Source data:
+---+

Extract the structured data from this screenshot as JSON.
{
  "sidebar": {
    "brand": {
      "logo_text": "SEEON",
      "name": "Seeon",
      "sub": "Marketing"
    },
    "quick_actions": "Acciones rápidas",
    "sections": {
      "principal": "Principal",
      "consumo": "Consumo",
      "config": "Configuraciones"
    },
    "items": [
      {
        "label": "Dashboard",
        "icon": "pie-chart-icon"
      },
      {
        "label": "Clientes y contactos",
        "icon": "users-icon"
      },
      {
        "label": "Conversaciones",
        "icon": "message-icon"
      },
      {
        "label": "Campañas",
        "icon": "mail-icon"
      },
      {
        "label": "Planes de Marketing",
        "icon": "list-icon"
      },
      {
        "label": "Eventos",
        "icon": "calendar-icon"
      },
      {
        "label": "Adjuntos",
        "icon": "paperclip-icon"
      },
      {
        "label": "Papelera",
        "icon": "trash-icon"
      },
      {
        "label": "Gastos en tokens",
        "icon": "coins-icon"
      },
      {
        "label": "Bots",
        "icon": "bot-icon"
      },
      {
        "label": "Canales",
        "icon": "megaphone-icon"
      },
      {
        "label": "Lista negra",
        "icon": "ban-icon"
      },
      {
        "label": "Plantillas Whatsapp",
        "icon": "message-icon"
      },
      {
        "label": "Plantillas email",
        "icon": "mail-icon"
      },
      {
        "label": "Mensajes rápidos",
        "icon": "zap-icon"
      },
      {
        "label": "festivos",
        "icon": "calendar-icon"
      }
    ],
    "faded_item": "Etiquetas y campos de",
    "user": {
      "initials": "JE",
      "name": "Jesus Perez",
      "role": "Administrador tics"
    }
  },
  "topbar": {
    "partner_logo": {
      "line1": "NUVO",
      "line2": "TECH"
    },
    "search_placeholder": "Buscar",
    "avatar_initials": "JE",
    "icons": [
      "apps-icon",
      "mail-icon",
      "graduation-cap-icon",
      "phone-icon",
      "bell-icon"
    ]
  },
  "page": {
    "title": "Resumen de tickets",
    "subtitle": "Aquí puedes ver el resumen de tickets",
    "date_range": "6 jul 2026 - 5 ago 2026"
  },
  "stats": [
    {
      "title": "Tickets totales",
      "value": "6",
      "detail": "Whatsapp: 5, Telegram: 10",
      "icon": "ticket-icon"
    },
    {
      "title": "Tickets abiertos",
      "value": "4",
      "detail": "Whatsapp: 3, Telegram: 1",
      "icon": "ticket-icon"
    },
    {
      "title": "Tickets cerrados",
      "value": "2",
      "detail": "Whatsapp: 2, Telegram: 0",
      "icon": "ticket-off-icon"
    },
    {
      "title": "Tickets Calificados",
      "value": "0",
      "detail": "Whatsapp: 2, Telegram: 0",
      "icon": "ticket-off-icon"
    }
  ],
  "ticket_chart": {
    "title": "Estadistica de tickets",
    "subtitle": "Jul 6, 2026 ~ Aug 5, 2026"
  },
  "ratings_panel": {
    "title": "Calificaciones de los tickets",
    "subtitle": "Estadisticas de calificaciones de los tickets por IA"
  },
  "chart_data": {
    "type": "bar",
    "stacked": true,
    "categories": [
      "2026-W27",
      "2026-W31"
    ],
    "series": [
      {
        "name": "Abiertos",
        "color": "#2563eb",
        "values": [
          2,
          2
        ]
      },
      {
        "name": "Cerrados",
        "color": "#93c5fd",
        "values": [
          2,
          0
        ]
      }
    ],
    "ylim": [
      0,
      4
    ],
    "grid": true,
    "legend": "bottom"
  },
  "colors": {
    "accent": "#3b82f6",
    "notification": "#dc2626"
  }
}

+---+

## Written exercise:
Using the material above, state how many lines include the string "detail". Answer with a single number.

## Result:
4